**PROBLEM TO SOLVE:**
In the material below, find how many lines contain the string "content". Write only that number.

[Dataset items]

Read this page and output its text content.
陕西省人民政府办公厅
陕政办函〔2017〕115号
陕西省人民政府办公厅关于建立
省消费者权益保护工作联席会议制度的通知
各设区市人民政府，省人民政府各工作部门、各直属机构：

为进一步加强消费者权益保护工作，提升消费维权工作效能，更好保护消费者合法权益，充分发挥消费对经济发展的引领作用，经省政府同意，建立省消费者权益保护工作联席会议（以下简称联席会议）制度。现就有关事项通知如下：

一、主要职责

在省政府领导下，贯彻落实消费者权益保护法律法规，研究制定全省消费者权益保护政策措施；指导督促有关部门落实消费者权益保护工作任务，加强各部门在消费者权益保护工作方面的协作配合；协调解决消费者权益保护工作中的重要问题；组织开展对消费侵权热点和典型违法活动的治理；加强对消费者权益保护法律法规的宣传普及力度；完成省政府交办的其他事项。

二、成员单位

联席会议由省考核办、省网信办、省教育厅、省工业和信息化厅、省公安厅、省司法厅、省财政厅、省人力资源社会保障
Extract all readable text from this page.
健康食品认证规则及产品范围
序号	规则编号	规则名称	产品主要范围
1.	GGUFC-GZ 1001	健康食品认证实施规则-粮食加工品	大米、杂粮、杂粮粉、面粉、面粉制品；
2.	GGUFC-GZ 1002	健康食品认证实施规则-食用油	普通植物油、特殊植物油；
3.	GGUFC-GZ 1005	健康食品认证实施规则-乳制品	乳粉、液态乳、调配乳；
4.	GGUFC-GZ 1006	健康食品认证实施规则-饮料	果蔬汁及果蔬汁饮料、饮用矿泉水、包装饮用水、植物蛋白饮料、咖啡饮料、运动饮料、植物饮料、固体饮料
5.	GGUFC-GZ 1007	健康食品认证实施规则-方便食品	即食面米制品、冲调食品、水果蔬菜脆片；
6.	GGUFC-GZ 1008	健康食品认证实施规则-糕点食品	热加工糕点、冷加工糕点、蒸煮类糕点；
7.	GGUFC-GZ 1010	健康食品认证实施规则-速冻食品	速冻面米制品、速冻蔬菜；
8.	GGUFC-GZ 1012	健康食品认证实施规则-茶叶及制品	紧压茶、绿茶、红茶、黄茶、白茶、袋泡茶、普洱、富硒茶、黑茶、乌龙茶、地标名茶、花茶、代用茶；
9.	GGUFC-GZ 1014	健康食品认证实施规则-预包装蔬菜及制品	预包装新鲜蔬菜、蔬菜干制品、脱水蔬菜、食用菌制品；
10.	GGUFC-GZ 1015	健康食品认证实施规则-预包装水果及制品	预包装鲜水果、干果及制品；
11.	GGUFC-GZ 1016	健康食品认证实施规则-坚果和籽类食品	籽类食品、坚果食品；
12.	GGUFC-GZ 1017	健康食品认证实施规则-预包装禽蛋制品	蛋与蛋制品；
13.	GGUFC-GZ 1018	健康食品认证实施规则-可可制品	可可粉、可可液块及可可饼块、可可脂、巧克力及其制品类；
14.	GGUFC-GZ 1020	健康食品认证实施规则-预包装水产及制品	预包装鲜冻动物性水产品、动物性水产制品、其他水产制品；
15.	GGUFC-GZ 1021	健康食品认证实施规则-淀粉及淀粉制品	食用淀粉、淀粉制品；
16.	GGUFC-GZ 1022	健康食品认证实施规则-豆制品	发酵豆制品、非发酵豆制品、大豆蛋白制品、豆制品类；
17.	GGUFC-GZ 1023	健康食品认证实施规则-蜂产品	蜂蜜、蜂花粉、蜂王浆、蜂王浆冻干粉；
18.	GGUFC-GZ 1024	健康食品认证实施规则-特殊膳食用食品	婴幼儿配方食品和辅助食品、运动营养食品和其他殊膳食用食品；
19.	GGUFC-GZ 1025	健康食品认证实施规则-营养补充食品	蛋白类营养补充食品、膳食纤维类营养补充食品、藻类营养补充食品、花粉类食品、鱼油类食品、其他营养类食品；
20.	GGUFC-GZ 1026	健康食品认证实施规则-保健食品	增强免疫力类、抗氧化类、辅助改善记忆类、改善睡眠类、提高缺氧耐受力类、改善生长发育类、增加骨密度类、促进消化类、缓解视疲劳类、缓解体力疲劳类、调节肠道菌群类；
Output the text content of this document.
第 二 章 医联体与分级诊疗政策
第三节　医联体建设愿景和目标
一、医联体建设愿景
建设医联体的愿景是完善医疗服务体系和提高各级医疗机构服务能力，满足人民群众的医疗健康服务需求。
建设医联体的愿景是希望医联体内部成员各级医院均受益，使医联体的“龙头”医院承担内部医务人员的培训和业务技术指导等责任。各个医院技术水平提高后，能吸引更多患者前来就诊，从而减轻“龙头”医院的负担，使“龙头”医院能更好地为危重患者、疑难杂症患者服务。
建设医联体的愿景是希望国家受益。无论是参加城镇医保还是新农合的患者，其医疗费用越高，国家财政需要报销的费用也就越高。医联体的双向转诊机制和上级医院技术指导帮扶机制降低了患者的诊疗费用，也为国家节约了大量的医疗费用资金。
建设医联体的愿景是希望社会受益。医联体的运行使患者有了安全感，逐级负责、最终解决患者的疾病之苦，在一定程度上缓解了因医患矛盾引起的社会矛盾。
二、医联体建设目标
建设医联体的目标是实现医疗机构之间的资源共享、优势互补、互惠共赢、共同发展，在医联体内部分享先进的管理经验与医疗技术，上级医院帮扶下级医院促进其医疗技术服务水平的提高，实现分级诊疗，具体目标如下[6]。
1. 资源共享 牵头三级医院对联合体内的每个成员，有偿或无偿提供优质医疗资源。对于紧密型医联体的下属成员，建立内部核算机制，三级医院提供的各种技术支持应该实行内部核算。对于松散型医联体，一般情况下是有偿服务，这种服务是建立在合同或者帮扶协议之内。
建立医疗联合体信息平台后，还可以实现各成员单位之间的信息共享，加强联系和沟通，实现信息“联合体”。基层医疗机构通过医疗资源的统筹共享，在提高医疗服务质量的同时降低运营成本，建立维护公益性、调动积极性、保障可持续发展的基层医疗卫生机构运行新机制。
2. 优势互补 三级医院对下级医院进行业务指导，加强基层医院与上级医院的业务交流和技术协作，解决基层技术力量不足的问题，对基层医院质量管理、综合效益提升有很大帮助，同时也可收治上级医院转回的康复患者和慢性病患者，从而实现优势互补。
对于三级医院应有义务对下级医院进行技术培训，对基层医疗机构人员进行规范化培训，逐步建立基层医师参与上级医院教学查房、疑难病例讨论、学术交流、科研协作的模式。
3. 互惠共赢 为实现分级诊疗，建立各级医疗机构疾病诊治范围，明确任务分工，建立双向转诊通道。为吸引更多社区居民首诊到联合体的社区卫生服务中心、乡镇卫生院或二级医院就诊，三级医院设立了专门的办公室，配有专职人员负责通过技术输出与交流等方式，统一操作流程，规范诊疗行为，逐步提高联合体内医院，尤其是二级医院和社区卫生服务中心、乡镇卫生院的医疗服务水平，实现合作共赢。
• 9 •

**OUTPUT OF THE TASK:**
2